DATA SHOWN -
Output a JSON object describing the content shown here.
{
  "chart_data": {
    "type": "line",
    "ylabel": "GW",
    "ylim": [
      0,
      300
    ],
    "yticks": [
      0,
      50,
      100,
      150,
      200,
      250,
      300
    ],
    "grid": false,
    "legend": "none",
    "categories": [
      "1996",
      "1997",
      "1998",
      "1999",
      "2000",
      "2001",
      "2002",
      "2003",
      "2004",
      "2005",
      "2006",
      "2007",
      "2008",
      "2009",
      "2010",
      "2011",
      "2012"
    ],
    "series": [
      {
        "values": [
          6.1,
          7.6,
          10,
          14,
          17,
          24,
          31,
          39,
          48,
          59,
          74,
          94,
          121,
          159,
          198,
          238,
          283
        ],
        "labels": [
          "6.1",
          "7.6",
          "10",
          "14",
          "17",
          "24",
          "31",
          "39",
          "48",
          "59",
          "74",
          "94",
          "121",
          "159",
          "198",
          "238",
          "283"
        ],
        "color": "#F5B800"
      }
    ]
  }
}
---
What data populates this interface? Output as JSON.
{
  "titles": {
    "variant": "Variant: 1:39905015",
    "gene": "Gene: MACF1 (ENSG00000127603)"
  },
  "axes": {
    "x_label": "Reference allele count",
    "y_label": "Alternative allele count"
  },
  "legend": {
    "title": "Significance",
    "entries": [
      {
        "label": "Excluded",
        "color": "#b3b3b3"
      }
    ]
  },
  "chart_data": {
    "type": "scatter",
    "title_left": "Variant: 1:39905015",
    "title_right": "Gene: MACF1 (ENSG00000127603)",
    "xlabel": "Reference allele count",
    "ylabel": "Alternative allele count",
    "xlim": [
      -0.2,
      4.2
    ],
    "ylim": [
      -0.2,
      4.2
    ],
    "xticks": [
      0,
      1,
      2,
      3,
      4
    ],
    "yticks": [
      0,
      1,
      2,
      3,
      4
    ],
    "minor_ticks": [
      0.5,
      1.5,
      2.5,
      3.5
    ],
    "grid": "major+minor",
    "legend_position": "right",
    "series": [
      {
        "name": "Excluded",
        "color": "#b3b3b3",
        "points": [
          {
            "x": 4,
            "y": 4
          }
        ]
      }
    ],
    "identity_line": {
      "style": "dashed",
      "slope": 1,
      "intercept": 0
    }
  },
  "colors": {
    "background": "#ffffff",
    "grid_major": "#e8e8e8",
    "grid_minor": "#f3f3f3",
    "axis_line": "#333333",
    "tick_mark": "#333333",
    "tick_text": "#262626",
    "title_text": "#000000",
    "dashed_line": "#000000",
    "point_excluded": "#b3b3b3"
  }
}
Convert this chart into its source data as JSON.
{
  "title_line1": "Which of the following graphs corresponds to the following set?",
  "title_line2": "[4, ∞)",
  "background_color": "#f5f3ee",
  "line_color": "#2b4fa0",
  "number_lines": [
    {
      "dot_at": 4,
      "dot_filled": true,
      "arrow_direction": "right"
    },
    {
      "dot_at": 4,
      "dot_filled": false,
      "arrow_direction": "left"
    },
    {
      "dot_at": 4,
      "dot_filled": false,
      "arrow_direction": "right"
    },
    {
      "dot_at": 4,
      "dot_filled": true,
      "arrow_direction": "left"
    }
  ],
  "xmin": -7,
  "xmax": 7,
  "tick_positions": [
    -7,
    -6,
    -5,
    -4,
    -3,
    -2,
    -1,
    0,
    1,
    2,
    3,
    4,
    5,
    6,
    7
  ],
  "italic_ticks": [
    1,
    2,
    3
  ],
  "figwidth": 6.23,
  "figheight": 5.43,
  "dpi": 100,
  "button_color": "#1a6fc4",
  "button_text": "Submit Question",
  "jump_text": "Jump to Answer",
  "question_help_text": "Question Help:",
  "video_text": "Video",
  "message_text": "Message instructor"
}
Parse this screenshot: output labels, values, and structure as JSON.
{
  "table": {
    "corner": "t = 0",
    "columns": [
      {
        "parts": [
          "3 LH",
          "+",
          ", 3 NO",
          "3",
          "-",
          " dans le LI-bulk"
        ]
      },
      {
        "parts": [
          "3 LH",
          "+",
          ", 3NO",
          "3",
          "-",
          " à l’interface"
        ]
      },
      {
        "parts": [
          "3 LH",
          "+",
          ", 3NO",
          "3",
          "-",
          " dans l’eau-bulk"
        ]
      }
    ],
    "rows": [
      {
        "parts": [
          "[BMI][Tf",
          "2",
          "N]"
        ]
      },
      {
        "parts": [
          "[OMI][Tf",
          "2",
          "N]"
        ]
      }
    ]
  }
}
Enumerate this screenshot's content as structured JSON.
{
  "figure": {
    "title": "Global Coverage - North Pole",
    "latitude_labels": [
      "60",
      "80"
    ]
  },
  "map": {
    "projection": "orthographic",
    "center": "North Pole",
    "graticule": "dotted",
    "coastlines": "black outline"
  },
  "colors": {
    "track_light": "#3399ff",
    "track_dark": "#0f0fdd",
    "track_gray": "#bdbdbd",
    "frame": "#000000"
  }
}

GIVEN PROBLEM -
Copy whichever lines in the listing above contain the word "screenshot".

THE ANSWER -
Parse this screenshot: output labels, values, and structure as JSON.
Enumerate this screenshot's content as structured JSON.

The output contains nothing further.